Copy nothing but the text: repeat each entry exactly and drop the images.

## begin

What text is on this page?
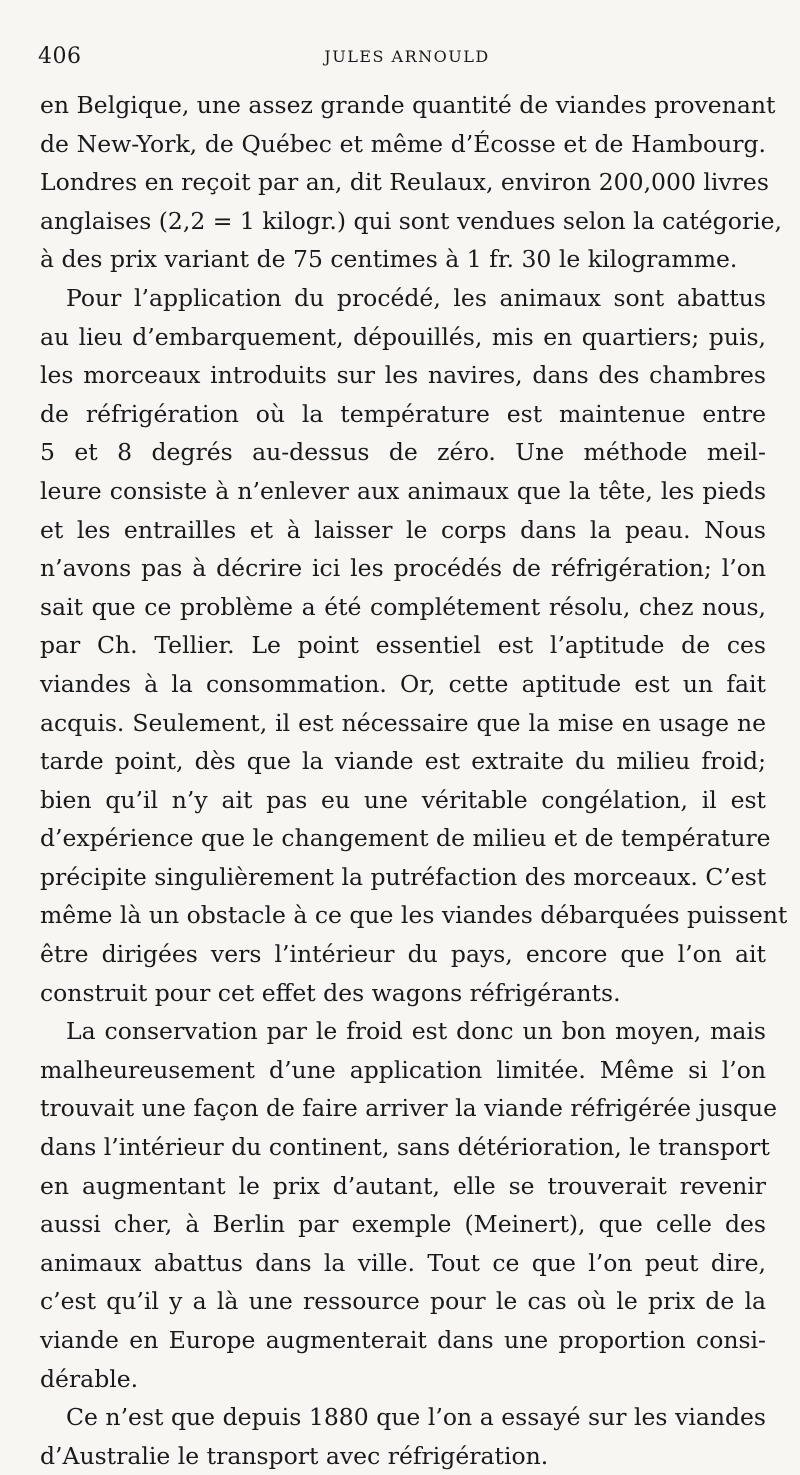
406	JULES ARNOULD
en Belgique, une assez grande quantité de viandes provenant
de New-York, de Québec et même d’Écosse et de Hambourg.
Londres en reçoit par an, dit Reulaux, environ 200,000 livres
anglaises (2,2 = 1 kilogr.) qui sont vendues selon la catégorie,
à des prix variant de 75 centimes à 1 fr. 30 le kilogramme.
Pour l’application du procédé, les animaux sont abattus
au lieu d’embarquement, dépouillés, mis en quartiers; puis,
les morceaux introduits sur les navires, dans des chambres
de réfrigération où la température est maintenue entre
5 et 8 degrés au-dessus de zéro. Une méthode meil-
leure consiste à n’enlever aux animaux que la tête, les pieds
et les entrailles et à laisser le corps dans la peau. Nous
n’avons pas à décrire ici les procédés de réfrigération; l’on
sait que ce problème a été complétement résolu, chez nous,
par Ch. Tellier. Le point essentiel est l’aptitude de ces
viandes à la consommation. Or, cette aptitude est un fait
acquis. Seulement, il est nécessaire que la mise en usage ne
tarde point, dès que la viande est extraite du milieu froid;
bien qu’il n’y ait pas eu une véritable congélation, il est
d’expérience que le changement de milieu et de température
précipite singulièrement la putréfaction des morceaux. C’est
même là un obstacle à ce que les viandes débarquées puissent
être dirigées vers l’intérieur du pays, encore que l’on ait
construit pour cet effet des wagons réfrigérants.
La conservation par le froid est donc un bon moyen, mais
malheureusement d’une application limitée. Même si l’on
trouvait une façon de faire arriver la viande réfrigérée jusque
dans l’intérieur du continent, sans détérioration, le transport
en augmentant le prix d’autant, elle se trouverait revenir
aussi cher, à Berlin par exemple (Meinert), que celle des
animaux abattus dans la ville. Tout ce que l’on peut dire,
c’est qu’il y a là une ressource pour le cas où le prix de la
viande en Europe augmenterait dans une proportion consi-
dérable.
Ce n’est que depuis 1880 que l’on a essayé sur les viandes
d’Australie le transport avec réfrigération.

## end

■ **RIGHT ANSWER**
What text is on this page?
406	JULES ARNOULD
en Belgique, une assez grande quantité de viandes provenant
de New-York, de Québec et même d’Écosse et de Hambourg.
Londres en reçoit par an, dit Reulaux, environ 200,000 livres
anglaises (2,2 = 1 kilogr.) qui sont vendues selon la catégorie,
à des prix variant de 75 centimes à 1 fr. 30 le kilogramme.
Pour l’application du procédé, les animaux sont abattus
au lieu d’embarquement, dépouillés, mis en quartiers; puis,
les morceaux introduits sur les navires, dans des chambres
de réfrigération où la température est maintenue entre
5 et 8 degrés au-dessus de zéro. Une méthode meil-
leure consiste à n’enlever aux animaux que la tête, les pieds
et les entrailles et à laisser le corps dans la peau. Nous
n’avons pas à décrire ici les procédés de réfrigération; l’on
sait que ce problème a été complétement résolu, chez nous,
par Ch. Tellier. Le point essentiel est l’aptitude de ces
viandes à la consommation. Or, cette aptitude est un fait
acquis. Seulement, il est nécessaire que la mise en usage ne
tarde point, dès que la viande est extraite du milieu froid;
bien qu’il n’y ait pas eu une véritable congélation, il est
d’expérience que le changement de milieu et de température
précipite singulièrement la putréfaction des morceaux. C’est
même là un obstacle à ce que les viandes débarquées puissent
être dirigées vers l’intérieur du pays, encore que l’on ait
construit pour cet effet des wagons réfrigérants.
La conservation par le froid est donc un bon moyen, mais
malheureusement d’une application limitée. Même si l’on
trouvait une façon de faire arriver la viande réfrigérée jusque
dans l’intérieur du continent, sans détérioration, le transport
en augmentant le prix d’autant, elle se trouverait revenir
aussi cher, à Berlin par exemple (Meinert), que celle des
animaux abattus dans la ville. Tout ce que l’on peut dire,
c’est qu’il y a là une ressource pour le cas où le prix de la
viande en Europe augmenterait dans une proportion consi-
dérable.
Ce n’est que depuis 1880 que l’on a essayé sur les viandes
d’Australie le transport avec réfrigération.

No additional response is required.